▶ **WHAT NEEDS TO BE DONE**
Retype the complete listing exactly as it appears.

··········

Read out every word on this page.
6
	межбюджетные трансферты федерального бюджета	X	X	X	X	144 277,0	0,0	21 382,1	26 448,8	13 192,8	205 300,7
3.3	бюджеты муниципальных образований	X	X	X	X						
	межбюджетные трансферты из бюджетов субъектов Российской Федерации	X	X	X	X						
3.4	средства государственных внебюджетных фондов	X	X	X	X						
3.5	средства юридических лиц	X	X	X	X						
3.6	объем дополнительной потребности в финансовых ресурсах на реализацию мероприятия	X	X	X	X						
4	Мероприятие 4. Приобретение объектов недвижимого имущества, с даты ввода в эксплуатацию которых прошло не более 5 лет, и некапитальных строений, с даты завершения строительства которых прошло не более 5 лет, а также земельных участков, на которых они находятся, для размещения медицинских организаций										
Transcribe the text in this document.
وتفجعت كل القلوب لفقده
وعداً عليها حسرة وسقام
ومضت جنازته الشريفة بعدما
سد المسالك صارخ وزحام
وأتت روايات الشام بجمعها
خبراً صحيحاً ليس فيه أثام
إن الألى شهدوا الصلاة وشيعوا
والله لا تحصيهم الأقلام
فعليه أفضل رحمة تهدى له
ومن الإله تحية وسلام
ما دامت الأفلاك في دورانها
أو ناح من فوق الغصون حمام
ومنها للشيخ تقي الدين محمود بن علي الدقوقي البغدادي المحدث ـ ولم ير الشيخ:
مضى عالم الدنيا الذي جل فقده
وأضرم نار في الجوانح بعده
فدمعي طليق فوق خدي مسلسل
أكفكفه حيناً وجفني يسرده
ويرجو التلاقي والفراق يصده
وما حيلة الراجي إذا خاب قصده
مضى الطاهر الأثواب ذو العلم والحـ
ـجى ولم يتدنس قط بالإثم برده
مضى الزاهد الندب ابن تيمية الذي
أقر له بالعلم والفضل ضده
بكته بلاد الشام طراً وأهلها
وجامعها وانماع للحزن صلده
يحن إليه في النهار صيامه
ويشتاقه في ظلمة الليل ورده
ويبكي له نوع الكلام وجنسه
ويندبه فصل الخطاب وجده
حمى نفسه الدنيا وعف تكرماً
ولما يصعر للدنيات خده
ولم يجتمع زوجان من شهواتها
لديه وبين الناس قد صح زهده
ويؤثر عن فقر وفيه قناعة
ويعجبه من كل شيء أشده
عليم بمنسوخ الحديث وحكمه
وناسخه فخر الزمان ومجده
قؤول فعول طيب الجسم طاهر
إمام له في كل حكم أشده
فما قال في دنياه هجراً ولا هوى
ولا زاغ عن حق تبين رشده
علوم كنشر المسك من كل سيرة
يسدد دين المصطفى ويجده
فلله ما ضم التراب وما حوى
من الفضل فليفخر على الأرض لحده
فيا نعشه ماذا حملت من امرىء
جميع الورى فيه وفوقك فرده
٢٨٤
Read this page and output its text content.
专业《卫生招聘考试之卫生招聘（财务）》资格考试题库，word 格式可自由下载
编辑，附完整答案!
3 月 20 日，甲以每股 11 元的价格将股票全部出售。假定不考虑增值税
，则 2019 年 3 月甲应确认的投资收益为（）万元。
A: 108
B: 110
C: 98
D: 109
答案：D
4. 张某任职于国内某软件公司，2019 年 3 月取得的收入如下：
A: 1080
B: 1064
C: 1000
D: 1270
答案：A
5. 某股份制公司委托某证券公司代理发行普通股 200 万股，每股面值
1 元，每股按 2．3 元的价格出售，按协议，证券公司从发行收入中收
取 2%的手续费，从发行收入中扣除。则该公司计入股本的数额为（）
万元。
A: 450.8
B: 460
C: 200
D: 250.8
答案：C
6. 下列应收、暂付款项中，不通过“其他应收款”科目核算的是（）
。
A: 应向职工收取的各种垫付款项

··········

▶ **RESPONSE TO THIS EXERCISE**
Read out every word on this page.
6
	межбюджетные трансферты федерального бюджета	X	X	X	X	144 277,0	0,0	21 382,1	26 448,8	13 192,8	205 300,7
3.3	бюджеты муниципальных образований	X	X	X	X						
	межбюджетные трансферты из бюджетов субъектов Российской Федерации	X	X	X	X						
3.4	средства государственных внебюджетных фондов	X	X	X	X						
3.5	средства юридических лиц	X	X	X	X						
3.6	объем дополнительной потребности в финансовых ресурсах на реализацию мероприятия	X	X	X	X						
4	Мероприятие 4. Приобретение объектов недвижимого имущества, с даты ввода в эксплуатацию которых прошло не более 5 лет, и некапитальных строений, с даты завершения строительства которых прошло не более 5 лет, а также земельных участков, на которых они находятся, для размещения медицинских организаций										
Transcribe the text in this document.
وتفجعت كل القلوب لفقده
وعداً عليها حسرة وسقام
ومضت جنازته الشريفة بعدما
سد المسالك صارخ وزحام
وأتت روايات الشام بجمعها
خبراً صحيحاً ليس فيه أثام
إن الألى شهدوا الصلاة وشيعوا
والله لا تحصيهم الأقلام
فعليه أفضل رحمة تهدى له
ومن الإله تحية وسلام
ما دامت الأفلاك في دورانها
أو ناح من فوق الغصون حمام
ومنها للشيخ تقي الدين محمود بن علي الدقوقي البغدادي المحدث ـ ولم ير الشيخ:
مضى عالم الدنيا الذي جل فقده
وأضرم نار في الجوانح بعده
فدمعي طليق فوق خدي مسلسل
أكفكفه حيناً وجفني يسرده
ويرجو التلاقي والفراق يصده
وما حيلة الراجي إذا خاب قصده
مضى الطاهر الأثواب ذو العلم والحـ
ـجى ولم يتدنس قط بالإثم برده
مضى الزاهد الندب ابن تيمية الذي
أقر له بالعلم والفضل ضده
بكته بلاد الشام طراً وأهلها
وجامعها وانماع للحزن صلده
يحن إليه في النهار صيامه
ويشتاقه في ظلمة الليل ورده
ويبكي له نوع الكلام وجنسه
ويندبه فصل الخطاب وجده
حمى نفسه الدنيا وعف تكرماً
ولما يصعر للدنيات خده
ولم يجتمع زوجان من شهواتها
لديه وبين الناس قد صح زهده
ويؤثر عن فقر وفيه قناعة
ويعجبه من كل شيء أشده
عليم بمنسوخ الحديث وحكمه
وناسخه فخر الزمان ومجده
قؤول فعول طيب الجسم طاهر
إمام له في كل حكم أشده
فما قال في دنياه هجراً ولا هوى
ولا زاغ عن حق تبين رشده
علوم كنشر المسك من كل سيرة
يسدد دين المصطفى ويجده
فلله ما ضم التراب وما حوى
من الفضل فليفخر على الأرض لحده
فيا نعشه ماذا حملت من امرىء
جميع الورى فيه وفوقك فرده
٢٨٤
Read this page and output its text content.
专业《卫生招聘考试之卫生招聘（财务）》资格考试题库，word 格式可自由下载
编辑，附完整答案!
3 月 20 日，甲以每股 11 元的价格将股票全部出售。假定不考虑增值税
，则 2019 年 3 月甲应确认的投资收益为（）万元。
A: 108
B: 110
C: 98
D: 109
答案：D
4. 张某任职于国内某软件公司，2019 年 3 月取得的收入如下：
A: 1080
B: 1064
C: 1000
D: 1270
答案：A
5. 某股份制公司委托某证券公司代理发行普通股 200 万股，每股面值
1 元，每股按 2．3 元的价格出售，按协议，证券公司从发行收入中收
取 2%的手续费，从发行收入中扣除。则该公司计入股本的数额为（）
万元。
A: 450.8
B: 460
C: 200
D: 250.8
答案：C
6. 下列应收、暂付款项中，不通过“其他应收款”科目核算的是（）
。
A: 应向职工收取的各种垫付款项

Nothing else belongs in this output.